## [What is asked]
Count how many lines in the material below hold the word "statistics"; the reply is that number alone.

— start of Recorded data —

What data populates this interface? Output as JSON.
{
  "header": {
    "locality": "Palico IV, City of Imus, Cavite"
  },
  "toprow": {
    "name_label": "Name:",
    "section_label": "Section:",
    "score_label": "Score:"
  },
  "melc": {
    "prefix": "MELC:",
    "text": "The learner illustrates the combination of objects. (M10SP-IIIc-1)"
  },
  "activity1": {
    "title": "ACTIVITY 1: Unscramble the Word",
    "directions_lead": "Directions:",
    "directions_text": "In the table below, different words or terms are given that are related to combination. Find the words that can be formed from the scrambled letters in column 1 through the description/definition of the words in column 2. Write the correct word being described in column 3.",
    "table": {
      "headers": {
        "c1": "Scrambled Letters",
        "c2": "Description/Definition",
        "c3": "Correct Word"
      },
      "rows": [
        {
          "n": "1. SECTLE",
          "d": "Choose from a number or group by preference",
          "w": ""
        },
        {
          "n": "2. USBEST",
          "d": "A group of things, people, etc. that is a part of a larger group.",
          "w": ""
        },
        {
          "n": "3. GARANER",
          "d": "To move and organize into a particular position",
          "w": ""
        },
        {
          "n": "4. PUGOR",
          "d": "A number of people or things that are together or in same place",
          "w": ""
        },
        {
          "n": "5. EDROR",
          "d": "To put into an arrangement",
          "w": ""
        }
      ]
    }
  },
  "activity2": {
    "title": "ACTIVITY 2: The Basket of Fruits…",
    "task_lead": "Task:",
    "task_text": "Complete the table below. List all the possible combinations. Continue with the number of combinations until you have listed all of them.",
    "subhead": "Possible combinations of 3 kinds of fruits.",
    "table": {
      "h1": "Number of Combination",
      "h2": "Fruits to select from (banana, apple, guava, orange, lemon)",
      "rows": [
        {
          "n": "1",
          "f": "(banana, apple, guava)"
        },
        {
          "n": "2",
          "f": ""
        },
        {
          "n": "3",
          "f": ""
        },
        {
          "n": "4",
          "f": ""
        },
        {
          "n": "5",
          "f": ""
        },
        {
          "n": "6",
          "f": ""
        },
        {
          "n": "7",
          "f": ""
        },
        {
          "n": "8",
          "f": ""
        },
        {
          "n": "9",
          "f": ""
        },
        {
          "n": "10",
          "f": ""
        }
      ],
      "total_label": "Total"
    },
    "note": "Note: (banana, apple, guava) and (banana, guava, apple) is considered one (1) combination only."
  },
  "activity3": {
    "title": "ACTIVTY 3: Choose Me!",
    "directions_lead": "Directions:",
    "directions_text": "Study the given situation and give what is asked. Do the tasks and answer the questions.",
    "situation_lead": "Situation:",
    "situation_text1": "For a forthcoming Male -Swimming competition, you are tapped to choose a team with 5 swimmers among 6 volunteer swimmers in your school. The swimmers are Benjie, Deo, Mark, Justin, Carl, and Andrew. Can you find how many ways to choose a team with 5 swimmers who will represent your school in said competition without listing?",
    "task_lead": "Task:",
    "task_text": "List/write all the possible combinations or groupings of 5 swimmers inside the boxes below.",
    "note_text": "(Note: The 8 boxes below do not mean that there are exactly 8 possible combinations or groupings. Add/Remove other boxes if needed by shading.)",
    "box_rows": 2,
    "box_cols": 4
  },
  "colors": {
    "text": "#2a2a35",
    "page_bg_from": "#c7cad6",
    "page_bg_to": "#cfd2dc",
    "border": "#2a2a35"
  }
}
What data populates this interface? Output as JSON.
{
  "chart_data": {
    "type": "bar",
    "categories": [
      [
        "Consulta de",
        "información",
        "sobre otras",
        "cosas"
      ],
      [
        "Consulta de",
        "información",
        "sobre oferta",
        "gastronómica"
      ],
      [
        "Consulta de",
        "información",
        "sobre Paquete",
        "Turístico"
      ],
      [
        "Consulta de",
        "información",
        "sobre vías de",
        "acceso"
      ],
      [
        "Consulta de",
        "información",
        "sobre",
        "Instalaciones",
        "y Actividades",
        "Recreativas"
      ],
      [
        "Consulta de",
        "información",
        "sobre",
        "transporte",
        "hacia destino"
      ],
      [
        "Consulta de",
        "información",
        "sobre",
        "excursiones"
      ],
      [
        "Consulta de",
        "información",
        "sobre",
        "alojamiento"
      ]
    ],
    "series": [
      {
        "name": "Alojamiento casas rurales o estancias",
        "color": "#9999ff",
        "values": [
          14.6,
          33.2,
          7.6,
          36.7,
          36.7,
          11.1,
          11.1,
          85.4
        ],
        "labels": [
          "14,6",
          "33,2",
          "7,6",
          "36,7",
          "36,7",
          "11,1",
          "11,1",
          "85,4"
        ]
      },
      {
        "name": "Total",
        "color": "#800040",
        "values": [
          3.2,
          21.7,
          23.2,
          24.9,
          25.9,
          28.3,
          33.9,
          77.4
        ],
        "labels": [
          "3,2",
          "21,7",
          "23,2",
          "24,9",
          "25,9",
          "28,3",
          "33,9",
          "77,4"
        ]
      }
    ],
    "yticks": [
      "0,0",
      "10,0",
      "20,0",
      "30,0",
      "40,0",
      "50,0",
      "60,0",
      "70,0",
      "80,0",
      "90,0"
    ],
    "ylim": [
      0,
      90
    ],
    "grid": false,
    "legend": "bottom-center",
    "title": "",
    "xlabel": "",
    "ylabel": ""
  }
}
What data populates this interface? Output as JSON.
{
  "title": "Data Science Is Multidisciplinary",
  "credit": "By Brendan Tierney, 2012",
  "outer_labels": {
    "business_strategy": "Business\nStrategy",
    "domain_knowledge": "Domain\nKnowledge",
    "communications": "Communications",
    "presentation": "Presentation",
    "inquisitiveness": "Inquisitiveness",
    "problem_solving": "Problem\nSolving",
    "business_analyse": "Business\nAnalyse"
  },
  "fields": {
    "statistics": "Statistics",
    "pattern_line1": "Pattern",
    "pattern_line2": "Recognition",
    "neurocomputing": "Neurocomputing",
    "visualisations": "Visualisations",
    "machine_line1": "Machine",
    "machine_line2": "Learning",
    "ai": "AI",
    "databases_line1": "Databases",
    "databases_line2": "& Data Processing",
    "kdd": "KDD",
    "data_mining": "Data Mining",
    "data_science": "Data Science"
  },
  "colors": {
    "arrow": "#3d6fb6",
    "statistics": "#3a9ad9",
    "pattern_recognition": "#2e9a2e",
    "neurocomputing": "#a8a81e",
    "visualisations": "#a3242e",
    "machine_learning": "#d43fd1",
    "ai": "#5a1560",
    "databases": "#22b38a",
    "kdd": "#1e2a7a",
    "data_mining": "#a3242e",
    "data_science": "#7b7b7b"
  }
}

— end of Recorded data —

## [Output below]
2